Reproduce the entries in full, with no changes.

━━━━━━━━━━━━━━━━━━━━━━━━━━━━━━

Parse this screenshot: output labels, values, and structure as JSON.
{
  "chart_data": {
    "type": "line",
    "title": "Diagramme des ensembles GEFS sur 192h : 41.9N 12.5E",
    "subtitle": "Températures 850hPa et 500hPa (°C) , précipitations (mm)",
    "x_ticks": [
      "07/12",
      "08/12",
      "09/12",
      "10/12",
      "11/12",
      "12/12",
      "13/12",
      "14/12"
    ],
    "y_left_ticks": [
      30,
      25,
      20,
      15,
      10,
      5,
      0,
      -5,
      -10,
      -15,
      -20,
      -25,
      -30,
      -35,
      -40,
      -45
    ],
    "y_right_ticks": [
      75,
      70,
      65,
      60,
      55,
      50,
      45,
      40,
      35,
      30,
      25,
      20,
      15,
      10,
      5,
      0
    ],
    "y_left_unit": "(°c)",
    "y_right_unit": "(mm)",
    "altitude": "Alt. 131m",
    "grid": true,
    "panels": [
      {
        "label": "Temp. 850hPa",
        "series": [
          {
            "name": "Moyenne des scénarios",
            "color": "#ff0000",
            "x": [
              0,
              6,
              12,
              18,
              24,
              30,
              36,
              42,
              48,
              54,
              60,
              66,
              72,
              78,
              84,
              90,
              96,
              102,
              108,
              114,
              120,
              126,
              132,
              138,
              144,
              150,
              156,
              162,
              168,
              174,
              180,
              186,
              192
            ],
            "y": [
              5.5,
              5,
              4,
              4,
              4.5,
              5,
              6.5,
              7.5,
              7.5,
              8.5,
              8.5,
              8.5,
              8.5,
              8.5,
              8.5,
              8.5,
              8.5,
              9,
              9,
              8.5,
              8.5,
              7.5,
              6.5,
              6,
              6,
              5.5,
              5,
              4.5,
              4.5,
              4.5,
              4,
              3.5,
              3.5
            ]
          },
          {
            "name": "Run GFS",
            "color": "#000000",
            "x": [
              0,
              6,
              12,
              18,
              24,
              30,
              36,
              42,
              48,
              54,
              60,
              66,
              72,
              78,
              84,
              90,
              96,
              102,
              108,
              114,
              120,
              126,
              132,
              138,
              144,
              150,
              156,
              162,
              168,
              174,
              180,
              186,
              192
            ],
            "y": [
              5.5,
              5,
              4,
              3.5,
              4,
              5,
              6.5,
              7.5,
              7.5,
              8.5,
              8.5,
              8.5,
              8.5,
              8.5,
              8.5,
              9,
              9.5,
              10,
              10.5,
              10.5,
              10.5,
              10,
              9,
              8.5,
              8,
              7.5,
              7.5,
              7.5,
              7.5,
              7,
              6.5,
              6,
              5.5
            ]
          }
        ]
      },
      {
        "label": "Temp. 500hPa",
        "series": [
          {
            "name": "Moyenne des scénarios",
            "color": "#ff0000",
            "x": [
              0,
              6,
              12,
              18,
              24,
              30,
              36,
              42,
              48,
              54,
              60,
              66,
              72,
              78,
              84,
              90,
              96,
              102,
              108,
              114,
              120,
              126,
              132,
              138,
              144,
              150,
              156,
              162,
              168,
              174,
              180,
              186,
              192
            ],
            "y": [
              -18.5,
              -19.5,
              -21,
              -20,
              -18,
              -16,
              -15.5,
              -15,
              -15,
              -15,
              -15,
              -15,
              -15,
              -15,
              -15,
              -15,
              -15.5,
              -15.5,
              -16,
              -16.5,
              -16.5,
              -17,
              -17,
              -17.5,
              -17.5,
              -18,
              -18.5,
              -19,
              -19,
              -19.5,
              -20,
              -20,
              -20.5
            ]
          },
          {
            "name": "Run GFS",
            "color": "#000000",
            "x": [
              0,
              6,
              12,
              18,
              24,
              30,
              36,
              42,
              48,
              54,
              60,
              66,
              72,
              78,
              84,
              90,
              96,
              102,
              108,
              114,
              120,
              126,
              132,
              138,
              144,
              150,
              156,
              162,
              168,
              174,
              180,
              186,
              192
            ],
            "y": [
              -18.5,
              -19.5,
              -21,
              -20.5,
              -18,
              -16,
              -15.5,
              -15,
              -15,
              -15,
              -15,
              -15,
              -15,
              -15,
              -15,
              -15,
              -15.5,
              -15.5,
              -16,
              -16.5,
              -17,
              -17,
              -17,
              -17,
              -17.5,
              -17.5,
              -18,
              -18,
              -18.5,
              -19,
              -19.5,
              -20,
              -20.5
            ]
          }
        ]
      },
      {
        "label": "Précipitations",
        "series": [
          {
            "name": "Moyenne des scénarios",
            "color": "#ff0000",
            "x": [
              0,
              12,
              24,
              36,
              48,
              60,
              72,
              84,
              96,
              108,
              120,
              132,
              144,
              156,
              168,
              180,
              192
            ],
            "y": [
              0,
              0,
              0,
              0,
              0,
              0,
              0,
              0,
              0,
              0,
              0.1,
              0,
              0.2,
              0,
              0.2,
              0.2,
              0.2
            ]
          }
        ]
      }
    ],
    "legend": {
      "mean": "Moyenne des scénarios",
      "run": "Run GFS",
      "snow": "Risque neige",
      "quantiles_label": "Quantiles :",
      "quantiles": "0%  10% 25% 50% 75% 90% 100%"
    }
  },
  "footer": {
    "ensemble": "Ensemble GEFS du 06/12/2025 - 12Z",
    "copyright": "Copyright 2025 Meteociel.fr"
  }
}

━━━━━━━━━━━━━━━━━━━━━━━━━━━━━━

■ Task output
Parse this screenshot: output labels, values, and structure as JSON.
{
  "chart_data": {
    "type": "line",
    "title": "Diagramme des ensembles GEFS sur 192h : 41.9N 12.5E",
    "subtitle": "Températures 850hPa et 500hPa (°C) , précipitations (mm)",
    "x_ticks": [
      "07/12",
      "08/12",
      "09/12",
      "10/12",
      "11/12",
      "12/12",
      "13/12",
      "14/12"
    ],
    "y_left_ticks": [
      30,
      25,
      20,
      15,
      10,
      5,
      0,
      -5,
      -10,
      -15,
      -20,
      -25,
      -30,
      -35,
      -40,
      -45
    ],
    "y_right_ticks": [
      75,
      70,
      65,
      60,
      55,
      50,
      45,
      40,
      35,
      30,
      25,
      20,
      15,
      10,
      5,
      0
    ],
    "y_left_unit": "(°c)",
    "y_right_unit": "(mm)",
    "altitude": "Alt. 131m",
    "grid": true,
    "panels": [
      {
        "label": "Temp. 850hPa",
        "series": [
          {
            "name": "Moyenne des scénarios",
            "color": "#ff0000",
            "x": [
              0,
              6,
              12,
              18,
              24,
              30,
              36,
              42,
              48,
              54,
              60,
              66,
              72,
              78,
              84,
              90,
              96,
              102,
              108,
              114,
              120,
              126,
              132,
              138,
              144,
              150,
              156,
              162,
              168,
              174,
              180,
              186,
              192
            ],
            "y": [
              5.5,
              5,
              4,
              4,
              4.5,
              5,
              6.5,
              7.5,
              7.5,
              8.5,
              8.5,
              8.5,
              8.5,
              8.5,
              8.5,
              8.5,
              8.5,
              9,
              9,
              8.5,
              8.5,
              7.5,
              6.5,
              6,
              6,
              5.5,
              5,
              4.5,
              4.5,
              4.5,
              4,
              3.5,
              3.5
            ]
          },
          {
            "name": "Run GFS",
            "color": "#000000",
            "x": [
              0,
              6,
              12,
              18,
              24,
              30,
              36,
              42,
              48,
              54,
              60,
              66,
              72,
              78,
              84,
              90,
              96,
              102,
              108,
              114,
              120,
              126,
              132,
              138,
              144,
              150,
              156,
              162,
              168,
              174,
              180,
              186,
              192
            ],
            "y": [
              5.5,
              5,
              4,
              3.5,
              4,
              5,
              6.5,
              7.5,
              7.5,
              8.5,
              8.5,
              8.5,
              8.5,
              8.5,
              8.5,
              9,
              9.5,
              10,
              10.5,
              10.5,
              10.5,
              10,
              9,
              8.5,
              8,
              7.5,
              7.5,
              7.5,
              7.5,
              7,
              6.5,
              6,
              5.5
            ]
          }
        ]
      },
      {
        "label": "Temp. 500hPa",
        "series": [
          {
            "name": "Moyenne des scénarios",
            "color": "#ff0000",
            "x": [
              0,
              6,
              12,
              18,
              24,
              30,
              36,
              42,
              48,
              54,
              60,
              66,
              72,
              78,
              84,
              90,
              96,
              102,
              108,
              114,
              120,
              126,
              132,
              138,
              144,
              150,
              156,
              162,
              168,
              174,
              180,
              186,
              192
            ],
            "y": [
              -18.5,
              -19.5,
              -21,
              -20,
              -18,
              -16,
              -15.5,
              -15,
              -15,
              -15,
              -15,
              -15,
              -15,
              -15,
              -15,
              -15,
              -15.5,
              -15.5,
              -16,
              -16.5,
              -16.5,
              -17,
              -17,
              -17.5,
              -17.5,
              -18,
              -18.5,
              -19,
              -19,
              -19.5,
              -20,
              -20,
              -20.5
            ]
          },
          {
            "name": "Run GFS",
            "color": "#000000",
            "x": [
              0,
              6,
              12,
              18,
              24,
              30,
              36,
              42,
              48,
              54,
              60,
              66,
              72,
              78,
              84,
              90,
              96,
              102,
              108,
              114,
              120,
              126,
              132,
              138,
              144,
              150,
              156,
              162,
              168,
              174,
              180,
              186,
              192
            ],
            "y": [
              -18.5,
              -19.5,
              -21,
              -20.5,
              -18,
              -16,
              -15.5,
              -15,
              -15,
              -15,
              -15,
              -15,
              -15,
              -15,
              -15,
              -15,
              -15.5,
              -15.5,
              -16,
              -16.5,
              -17,
              -17,
              -17,
              -17,
              -17.5,
              -17.5,
              -18,
              -18,
              -18.5,
              -19,
              -19.5,
              -20,
              -20.5
            ]
          }
        ]
      },
      {
        "label": "Précipitations",
        "series": [
          {
            "name": "Moyenne des scénarios",
            "color": "#ff0000",
            "x": [
              0,
              12,
              24,
              36,
              48,
              60,
              72,
              84,
              96,
              108,
              120,
              132,
              144,
              156,
              168,
              180,
              192
            ],
            "y": [
              0,
              0,
              0,
              0,
              0,
              0,
              0,
              0,
              0,
              0,
              0.1,
              0,
              0.2,
              0,
              0.2,
              0.2,
              0.2
            ]
          }
        ]
      }
    ],
    "legend": {
      "mean": "Moyenne des scénarios",
      "run": "Run GFS",
      "snow": "Risque neige",
      "quantiles_label": "Quantiles :",
      "quantiles": "0%  10% 25% 50% 75% 90% 100%"
    }
  },
  "footer": {
    "ensemble": "Ensemble GEFS du 06/12/2025 - 12Z",
    "copyright": "Copyright 2025 Meteociel.fr"
  }
}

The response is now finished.